## [Directions for this task]
Every line of the data that contains the string "color" must be copied.

## [Records supplied]

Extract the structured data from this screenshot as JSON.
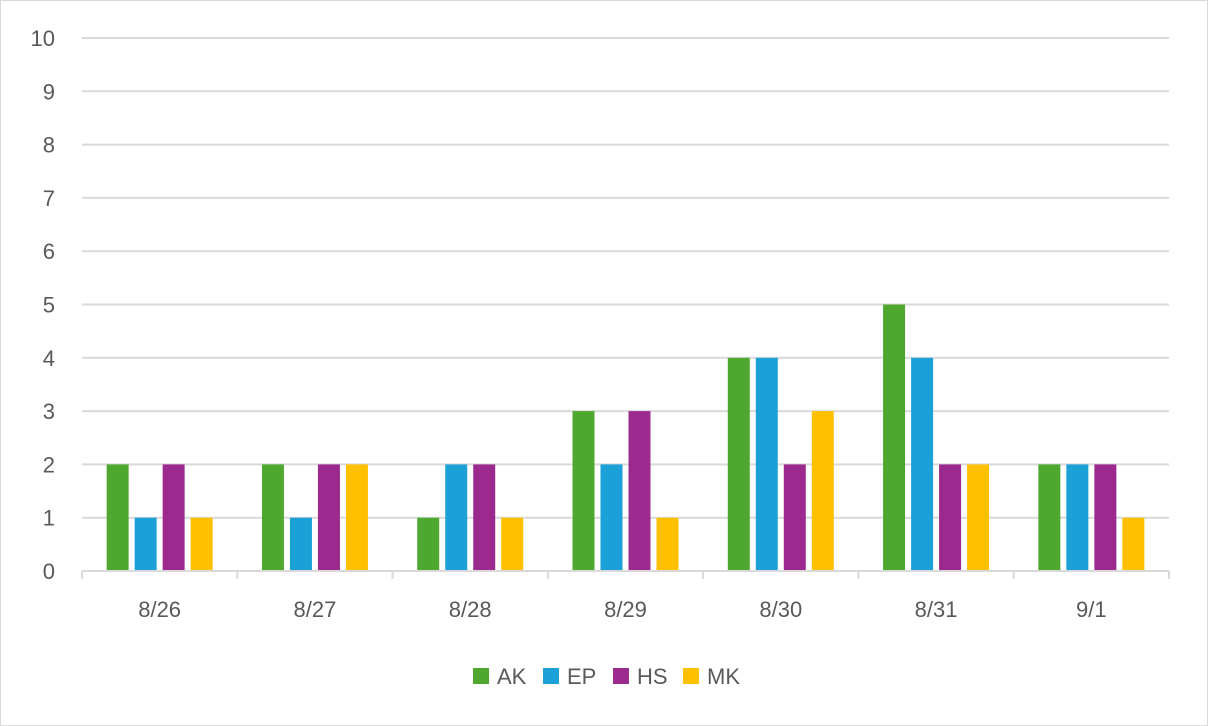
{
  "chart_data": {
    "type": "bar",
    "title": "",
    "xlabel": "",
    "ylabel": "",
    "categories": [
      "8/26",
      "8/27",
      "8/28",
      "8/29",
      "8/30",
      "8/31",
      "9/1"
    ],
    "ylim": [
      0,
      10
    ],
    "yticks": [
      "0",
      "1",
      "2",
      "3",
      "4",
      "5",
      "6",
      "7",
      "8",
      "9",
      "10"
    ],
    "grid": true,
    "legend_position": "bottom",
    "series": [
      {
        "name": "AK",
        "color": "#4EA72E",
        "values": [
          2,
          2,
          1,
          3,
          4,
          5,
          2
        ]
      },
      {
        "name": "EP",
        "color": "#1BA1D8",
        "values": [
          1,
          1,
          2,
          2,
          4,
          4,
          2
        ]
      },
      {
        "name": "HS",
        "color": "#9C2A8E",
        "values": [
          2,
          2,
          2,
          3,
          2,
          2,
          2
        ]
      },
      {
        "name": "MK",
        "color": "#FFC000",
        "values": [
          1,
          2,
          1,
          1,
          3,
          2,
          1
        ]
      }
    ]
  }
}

## [Answer to the exercise]
        "color": "#4EA72E",
        "color": "#1BA1D8",
        "color": "#9C2A8E",
        "color": "#FFC000",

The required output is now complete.